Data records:
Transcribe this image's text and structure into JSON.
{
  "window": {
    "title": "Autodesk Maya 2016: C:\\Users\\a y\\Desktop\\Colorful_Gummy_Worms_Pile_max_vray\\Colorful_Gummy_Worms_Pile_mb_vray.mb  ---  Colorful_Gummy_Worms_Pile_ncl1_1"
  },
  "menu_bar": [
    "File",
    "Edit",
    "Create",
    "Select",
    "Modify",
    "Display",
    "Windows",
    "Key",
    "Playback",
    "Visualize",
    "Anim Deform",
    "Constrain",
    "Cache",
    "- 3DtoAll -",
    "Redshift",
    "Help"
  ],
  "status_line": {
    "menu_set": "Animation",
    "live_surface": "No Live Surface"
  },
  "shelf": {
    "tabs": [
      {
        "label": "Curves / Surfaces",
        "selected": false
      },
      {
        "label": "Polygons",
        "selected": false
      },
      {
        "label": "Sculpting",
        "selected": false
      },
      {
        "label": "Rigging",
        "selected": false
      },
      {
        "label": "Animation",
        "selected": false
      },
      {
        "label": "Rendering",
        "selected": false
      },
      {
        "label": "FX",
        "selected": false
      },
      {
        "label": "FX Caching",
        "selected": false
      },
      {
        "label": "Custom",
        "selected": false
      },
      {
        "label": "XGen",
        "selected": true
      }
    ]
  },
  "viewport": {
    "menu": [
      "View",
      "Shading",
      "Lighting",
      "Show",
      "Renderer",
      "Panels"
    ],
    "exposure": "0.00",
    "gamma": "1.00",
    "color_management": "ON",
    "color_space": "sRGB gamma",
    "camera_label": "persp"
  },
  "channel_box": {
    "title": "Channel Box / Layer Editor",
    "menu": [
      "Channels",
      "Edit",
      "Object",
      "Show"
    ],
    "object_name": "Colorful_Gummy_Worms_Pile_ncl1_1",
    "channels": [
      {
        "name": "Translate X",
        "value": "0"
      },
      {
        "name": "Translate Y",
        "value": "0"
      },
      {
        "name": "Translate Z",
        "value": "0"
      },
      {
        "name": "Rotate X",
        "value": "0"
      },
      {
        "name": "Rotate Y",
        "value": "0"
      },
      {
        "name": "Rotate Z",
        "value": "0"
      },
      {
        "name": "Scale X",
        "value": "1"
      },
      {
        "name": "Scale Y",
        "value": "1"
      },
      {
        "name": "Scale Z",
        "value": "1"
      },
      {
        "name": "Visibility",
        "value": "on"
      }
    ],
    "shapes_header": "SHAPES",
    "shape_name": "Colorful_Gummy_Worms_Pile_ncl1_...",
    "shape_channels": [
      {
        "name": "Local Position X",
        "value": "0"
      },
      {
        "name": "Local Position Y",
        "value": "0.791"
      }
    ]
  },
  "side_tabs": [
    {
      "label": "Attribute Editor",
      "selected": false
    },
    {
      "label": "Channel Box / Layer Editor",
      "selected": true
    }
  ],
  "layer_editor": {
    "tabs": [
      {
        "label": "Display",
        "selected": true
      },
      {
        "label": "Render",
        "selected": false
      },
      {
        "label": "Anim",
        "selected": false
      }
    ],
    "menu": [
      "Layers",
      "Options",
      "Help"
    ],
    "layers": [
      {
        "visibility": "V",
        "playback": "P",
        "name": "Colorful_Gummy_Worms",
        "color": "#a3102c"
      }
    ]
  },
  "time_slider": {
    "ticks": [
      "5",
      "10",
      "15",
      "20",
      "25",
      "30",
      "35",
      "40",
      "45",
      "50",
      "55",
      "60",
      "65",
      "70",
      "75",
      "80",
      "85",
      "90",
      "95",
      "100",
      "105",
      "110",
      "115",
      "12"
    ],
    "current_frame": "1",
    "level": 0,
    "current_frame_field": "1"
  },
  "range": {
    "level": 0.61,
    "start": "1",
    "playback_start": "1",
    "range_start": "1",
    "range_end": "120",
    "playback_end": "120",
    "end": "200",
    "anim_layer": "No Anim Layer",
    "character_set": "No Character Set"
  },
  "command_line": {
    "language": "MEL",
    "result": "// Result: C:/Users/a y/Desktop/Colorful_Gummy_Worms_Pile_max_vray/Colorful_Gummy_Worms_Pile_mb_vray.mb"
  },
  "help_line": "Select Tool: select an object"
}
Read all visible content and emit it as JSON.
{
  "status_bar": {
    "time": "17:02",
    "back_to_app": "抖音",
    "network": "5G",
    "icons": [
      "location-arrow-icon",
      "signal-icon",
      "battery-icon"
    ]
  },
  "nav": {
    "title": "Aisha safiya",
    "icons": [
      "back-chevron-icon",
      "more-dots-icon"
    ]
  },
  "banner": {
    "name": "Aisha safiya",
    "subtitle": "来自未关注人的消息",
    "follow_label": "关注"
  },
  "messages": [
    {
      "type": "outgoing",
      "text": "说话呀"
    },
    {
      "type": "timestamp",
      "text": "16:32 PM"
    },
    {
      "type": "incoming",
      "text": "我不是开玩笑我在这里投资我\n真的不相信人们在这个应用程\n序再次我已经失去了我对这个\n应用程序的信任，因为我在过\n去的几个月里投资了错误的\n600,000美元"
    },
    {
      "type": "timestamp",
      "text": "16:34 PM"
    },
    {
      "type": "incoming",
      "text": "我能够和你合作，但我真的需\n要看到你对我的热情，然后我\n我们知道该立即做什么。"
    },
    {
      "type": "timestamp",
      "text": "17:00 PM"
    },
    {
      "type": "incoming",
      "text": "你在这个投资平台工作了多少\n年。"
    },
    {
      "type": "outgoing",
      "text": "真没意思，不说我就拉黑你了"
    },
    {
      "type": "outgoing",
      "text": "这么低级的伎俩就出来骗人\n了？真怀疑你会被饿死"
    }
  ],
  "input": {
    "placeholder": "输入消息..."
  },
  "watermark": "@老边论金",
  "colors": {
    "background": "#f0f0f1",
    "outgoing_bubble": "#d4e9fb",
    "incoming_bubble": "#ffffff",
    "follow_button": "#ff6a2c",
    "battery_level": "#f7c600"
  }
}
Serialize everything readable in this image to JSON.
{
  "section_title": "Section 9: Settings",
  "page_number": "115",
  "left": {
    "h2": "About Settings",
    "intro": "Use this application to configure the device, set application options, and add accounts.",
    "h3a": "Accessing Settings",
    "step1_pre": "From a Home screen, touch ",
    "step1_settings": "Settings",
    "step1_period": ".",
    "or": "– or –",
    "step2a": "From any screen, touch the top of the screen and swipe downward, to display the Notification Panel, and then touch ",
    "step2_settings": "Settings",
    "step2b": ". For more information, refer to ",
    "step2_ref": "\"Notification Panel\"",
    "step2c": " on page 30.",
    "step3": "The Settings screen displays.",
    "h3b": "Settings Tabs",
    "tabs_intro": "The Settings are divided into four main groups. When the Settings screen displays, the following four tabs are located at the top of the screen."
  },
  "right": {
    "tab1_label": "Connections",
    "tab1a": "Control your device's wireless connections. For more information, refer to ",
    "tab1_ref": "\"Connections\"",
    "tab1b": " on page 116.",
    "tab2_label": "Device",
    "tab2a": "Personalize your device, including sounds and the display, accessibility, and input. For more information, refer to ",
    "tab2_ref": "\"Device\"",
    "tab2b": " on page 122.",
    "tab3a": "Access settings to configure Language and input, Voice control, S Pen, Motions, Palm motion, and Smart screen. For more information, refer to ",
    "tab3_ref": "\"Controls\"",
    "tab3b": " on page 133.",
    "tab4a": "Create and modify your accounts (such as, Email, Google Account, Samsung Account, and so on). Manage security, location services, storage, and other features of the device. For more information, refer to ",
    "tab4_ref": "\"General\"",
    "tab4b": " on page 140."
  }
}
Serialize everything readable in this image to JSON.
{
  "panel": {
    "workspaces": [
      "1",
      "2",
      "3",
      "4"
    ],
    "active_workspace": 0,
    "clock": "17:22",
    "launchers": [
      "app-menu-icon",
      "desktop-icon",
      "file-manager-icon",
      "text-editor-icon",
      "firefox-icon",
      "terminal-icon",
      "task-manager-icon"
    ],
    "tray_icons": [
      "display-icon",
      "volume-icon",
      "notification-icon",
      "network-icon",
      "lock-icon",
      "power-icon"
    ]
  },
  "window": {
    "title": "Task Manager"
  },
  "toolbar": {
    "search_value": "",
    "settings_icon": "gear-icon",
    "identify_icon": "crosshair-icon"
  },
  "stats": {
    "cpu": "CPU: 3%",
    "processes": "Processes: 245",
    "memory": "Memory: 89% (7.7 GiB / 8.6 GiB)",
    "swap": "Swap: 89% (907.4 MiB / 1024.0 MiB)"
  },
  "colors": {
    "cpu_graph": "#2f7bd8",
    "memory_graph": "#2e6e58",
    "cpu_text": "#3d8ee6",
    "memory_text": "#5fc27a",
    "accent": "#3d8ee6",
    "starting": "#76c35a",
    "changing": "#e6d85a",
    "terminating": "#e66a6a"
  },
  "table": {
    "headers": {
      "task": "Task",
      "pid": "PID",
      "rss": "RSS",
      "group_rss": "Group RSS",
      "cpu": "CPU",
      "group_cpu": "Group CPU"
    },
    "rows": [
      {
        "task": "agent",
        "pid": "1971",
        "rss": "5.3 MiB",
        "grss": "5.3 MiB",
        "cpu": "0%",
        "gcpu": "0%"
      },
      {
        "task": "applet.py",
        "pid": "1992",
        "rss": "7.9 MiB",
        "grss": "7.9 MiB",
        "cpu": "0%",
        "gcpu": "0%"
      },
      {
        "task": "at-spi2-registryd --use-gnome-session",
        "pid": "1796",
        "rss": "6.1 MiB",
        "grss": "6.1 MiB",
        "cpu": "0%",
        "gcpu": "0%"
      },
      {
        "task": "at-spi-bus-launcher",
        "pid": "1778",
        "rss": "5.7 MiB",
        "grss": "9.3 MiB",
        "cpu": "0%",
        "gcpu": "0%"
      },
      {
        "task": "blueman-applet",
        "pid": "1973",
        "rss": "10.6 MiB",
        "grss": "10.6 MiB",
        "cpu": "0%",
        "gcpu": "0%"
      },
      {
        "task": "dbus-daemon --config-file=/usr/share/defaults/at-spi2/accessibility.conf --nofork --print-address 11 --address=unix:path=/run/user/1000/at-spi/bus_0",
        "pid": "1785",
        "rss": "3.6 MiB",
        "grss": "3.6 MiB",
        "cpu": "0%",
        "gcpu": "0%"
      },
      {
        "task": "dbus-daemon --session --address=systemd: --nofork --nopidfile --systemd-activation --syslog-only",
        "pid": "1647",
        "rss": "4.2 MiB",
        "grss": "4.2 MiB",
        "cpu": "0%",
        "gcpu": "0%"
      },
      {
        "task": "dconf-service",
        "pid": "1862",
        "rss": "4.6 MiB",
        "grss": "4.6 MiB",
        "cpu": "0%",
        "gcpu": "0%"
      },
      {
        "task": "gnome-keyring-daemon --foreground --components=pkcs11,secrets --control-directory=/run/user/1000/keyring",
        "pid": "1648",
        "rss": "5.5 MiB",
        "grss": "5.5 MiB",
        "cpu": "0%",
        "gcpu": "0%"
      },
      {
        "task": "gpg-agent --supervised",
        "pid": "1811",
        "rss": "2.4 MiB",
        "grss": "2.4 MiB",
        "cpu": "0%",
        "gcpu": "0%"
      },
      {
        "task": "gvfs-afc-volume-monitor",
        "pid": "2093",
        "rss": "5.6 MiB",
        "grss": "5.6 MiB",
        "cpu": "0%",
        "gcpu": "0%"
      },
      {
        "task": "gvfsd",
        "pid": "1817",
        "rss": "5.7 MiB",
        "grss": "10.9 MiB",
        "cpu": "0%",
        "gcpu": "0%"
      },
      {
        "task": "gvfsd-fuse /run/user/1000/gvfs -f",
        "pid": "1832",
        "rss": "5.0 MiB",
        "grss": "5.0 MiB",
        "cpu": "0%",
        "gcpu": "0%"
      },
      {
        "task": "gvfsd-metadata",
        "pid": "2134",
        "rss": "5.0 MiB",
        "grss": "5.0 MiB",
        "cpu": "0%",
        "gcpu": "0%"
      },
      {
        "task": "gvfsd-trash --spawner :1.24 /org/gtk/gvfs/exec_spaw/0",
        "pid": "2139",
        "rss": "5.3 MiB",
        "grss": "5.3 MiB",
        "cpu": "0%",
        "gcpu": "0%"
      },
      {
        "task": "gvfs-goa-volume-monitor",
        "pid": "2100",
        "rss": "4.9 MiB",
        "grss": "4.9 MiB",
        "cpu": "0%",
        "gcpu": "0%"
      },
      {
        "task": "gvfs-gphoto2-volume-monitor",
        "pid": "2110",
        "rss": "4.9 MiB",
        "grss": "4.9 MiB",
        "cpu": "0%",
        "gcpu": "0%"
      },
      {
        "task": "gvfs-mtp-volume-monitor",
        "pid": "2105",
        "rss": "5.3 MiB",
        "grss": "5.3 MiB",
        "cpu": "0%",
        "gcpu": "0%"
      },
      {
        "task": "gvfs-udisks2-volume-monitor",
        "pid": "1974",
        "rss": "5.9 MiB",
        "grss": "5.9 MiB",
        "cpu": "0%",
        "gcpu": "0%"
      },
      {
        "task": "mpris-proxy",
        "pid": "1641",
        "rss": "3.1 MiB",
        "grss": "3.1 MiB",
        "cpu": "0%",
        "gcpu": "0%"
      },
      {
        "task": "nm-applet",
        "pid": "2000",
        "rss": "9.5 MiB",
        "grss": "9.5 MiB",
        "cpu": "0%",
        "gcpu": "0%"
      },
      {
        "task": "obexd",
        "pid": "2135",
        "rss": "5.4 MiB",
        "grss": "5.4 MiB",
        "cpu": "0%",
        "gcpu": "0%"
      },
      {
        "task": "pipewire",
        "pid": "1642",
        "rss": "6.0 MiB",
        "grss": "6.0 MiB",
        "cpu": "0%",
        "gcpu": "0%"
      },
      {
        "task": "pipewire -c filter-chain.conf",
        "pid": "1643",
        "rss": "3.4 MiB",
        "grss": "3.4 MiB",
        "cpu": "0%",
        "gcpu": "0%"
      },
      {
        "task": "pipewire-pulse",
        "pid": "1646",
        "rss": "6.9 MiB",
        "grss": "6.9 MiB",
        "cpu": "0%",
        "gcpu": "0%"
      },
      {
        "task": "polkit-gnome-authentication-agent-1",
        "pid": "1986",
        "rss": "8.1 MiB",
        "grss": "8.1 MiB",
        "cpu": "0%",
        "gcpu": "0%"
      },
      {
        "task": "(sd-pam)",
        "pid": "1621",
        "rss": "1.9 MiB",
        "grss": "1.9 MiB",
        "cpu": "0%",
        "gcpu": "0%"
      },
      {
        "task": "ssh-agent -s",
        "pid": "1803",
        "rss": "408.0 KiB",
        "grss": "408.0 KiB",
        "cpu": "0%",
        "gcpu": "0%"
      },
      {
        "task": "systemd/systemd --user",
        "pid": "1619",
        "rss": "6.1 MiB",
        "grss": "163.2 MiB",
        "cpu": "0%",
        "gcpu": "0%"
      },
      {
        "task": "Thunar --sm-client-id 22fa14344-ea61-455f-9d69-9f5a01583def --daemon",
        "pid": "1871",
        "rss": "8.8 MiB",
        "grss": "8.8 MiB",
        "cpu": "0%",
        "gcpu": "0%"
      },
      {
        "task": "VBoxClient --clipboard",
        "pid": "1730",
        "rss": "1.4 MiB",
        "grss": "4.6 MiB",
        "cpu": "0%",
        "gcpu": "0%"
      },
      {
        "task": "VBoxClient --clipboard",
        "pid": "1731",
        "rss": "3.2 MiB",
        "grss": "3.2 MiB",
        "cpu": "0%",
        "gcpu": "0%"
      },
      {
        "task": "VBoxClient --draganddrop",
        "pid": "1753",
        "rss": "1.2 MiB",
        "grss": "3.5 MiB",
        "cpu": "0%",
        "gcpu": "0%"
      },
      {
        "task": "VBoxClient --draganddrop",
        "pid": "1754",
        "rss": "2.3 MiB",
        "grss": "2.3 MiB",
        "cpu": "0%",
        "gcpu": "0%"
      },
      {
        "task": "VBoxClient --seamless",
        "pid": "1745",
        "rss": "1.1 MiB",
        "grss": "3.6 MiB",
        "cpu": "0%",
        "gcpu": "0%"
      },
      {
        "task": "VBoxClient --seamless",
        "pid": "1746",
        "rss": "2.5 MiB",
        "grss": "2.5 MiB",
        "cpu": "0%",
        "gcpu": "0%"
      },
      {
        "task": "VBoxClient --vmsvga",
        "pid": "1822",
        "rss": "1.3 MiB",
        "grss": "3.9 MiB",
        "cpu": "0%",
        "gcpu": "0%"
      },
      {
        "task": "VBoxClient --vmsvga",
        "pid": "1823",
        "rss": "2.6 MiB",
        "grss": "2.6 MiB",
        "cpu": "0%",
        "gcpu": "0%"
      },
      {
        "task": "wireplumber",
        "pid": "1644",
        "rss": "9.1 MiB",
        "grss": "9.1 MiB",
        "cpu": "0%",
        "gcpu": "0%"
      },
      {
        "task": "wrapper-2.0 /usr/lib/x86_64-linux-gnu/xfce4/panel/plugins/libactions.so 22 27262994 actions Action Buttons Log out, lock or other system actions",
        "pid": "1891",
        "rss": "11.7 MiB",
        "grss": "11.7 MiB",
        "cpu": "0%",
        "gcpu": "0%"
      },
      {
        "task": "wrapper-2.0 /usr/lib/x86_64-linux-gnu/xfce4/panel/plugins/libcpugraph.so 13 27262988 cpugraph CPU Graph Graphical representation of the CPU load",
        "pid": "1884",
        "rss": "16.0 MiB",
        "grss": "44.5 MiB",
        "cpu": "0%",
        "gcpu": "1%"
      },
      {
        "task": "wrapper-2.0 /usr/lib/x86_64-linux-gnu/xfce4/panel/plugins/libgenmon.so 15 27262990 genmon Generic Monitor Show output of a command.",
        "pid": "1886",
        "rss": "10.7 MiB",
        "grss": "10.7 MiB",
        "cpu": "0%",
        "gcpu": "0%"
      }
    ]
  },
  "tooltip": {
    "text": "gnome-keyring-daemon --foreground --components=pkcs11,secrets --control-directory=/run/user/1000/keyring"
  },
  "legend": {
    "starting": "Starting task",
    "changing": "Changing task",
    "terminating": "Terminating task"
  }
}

▶ _What the exercise asks_:
Work through the records line by line and tally those with the word "session". Report only the total.

▶ _Output below_:
2